#### PROMPT
Which lines in the material below contain the word "source"? Copy each of them.
□ □ □
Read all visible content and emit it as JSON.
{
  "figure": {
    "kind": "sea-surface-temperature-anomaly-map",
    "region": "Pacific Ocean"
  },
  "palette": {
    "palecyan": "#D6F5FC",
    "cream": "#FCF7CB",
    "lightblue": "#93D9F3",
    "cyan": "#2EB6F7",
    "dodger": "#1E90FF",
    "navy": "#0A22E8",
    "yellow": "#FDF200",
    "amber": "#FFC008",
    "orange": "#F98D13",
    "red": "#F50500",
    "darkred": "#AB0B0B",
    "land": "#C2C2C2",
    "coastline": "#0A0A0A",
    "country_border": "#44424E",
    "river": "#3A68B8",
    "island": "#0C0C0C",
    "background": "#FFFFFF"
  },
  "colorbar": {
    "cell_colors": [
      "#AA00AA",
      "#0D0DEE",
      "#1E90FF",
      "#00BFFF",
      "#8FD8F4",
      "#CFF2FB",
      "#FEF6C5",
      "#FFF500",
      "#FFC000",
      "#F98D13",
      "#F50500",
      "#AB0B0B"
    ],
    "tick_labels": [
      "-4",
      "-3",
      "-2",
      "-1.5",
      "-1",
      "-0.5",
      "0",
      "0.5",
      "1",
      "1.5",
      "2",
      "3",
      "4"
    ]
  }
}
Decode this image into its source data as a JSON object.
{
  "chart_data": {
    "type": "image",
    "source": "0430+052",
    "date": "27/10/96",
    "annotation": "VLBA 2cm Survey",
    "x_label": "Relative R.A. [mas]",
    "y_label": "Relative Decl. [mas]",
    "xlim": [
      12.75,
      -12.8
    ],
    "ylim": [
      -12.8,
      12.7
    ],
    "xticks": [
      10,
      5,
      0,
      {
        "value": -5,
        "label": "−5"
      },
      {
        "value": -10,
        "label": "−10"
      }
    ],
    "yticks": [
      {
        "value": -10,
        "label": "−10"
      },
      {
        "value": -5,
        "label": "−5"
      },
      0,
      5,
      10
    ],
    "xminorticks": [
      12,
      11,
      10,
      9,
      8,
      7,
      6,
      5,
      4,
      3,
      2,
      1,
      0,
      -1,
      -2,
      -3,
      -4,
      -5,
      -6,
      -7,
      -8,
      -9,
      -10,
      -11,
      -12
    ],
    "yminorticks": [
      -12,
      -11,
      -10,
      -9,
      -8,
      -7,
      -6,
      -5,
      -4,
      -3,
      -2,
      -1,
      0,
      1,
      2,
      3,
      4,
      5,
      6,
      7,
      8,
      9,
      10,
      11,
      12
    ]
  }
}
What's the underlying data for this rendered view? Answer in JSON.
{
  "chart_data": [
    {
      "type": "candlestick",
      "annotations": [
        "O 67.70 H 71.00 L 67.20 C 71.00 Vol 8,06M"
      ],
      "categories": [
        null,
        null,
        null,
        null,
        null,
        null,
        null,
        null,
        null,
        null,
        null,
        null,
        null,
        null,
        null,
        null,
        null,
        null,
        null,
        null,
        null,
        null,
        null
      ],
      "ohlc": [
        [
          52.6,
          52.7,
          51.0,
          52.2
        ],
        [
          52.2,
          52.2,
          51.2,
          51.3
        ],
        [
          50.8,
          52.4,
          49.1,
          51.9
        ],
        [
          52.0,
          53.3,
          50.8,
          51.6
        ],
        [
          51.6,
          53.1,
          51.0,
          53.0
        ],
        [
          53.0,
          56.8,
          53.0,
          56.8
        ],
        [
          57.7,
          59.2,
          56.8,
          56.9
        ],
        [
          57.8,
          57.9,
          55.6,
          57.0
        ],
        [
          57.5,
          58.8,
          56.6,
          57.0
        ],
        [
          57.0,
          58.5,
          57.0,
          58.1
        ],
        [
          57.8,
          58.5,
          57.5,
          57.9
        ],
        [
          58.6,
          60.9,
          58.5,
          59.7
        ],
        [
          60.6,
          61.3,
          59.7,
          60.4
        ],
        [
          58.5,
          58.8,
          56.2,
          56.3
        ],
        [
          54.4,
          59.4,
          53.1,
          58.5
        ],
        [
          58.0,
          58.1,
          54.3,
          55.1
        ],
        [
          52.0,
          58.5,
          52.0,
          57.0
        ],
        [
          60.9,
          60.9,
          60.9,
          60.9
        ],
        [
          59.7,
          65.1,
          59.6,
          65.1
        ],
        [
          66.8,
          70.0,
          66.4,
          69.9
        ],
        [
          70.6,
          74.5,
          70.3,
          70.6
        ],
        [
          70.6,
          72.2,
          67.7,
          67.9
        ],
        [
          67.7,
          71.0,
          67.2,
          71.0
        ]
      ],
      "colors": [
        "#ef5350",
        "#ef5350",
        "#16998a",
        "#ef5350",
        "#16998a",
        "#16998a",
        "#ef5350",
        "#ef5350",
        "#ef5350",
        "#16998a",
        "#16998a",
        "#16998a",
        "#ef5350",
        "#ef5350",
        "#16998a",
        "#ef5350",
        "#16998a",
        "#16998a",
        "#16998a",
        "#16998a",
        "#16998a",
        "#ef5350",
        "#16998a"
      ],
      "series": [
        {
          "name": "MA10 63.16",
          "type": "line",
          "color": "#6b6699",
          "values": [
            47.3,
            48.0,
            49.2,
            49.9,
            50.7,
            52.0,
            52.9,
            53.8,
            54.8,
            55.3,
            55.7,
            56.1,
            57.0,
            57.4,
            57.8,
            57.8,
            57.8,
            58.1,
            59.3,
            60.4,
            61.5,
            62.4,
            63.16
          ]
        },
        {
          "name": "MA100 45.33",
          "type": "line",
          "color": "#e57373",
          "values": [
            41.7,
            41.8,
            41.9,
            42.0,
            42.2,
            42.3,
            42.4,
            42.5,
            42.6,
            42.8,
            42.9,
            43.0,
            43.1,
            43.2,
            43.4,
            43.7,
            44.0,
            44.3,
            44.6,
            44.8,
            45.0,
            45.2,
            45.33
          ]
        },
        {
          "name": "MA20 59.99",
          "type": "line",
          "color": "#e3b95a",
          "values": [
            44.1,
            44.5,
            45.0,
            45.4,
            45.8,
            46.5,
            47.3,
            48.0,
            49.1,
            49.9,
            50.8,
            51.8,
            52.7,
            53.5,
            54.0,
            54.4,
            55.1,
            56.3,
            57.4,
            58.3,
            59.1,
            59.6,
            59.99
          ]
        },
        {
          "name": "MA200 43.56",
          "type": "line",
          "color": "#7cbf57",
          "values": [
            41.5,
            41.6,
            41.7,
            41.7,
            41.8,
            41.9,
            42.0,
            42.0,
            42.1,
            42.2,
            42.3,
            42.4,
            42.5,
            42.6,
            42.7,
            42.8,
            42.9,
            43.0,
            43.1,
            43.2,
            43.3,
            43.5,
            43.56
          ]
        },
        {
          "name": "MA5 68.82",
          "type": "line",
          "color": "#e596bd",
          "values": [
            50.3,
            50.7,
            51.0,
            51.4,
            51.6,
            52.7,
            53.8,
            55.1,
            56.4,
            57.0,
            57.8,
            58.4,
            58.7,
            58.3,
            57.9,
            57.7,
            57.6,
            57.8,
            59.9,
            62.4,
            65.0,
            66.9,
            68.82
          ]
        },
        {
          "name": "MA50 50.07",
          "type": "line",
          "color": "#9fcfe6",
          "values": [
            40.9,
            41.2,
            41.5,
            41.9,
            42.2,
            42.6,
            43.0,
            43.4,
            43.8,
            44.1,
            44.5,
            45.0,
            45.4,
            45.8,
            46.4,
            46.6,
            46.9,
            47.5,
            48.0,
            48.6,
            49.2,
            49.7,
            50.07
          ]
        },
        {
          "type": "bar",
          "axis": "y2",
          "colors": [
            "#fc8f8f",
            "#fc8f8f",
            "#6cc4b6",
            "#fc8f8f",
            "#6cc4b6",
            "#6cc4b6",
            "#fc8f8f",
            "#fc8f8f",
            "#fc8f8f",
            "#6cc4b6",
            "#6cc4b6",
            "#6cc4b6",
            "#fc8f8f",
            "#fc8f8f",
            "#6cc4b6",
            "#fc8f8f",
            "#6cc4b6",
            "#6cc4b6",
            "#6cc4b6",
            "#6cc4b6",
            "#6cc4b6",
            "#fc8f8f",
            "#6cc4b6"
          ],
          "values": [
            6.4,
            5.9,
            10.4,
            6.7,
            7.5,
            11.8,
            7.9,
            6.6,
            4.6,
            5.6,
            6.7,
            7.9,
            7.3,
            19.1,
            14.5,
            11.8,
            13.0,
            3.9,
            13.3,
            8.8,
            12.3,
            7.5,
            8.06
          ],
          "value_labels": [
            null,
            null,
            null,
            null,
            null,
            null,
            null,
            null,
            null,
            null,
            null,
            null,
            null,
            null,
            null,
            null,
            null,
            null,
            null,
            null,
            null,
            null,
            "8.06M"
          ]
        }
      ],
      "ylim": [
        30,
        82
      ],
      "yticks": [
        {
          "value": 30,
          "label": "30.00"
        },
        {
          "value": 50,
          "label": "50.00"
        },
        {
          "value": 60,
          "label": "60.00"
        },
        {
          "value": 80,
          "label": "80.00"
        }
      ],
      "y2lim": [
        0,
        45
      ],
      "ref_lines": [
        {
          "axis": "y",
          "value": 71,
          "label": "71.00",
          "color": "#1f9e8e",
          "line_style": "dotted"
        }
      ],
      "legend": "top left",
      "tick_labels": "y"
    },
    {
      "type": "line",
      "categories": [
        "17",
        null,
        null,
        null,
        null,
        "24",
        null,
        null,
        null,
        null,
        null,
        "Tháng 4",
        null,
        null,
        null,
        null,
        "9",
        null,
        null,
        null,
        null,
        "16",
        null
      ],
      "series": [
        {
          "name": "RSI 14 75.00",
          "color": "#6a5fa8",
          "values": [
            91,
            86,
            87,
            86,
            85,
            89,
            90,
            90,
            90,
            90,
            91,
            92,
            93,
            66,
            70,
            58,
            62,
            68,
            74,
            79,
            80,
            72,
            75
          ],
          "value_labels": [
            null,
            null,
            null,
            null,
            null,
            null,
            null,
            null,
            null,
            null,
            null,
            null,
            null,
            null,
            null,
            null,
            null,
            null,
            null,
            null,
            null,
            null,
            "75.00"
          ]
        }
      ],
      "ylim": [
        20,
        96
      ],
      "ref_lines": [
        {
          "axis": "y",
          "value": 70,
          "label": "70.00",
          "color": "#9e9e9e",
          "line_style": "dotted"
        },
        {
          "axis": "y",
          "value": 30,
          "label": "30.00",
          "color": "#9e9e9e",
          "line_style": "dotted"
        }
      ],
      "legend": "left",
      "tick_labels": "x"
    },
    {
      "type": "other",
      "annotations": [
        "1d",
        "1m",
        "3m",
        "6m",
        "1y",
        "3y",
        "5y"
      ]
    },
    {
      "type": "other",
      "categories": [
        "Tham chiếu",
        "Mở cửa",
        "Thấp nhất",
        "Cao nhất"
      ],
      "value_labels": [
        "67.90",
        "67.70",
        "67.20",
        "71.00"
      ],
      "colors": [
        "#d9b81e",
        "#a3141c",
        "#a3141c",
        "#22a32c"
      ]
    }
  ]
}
□ □ □
#### ANSWER TO THE TASK
Decode this image into its source data as a JSON object.
    "source": "0430+052",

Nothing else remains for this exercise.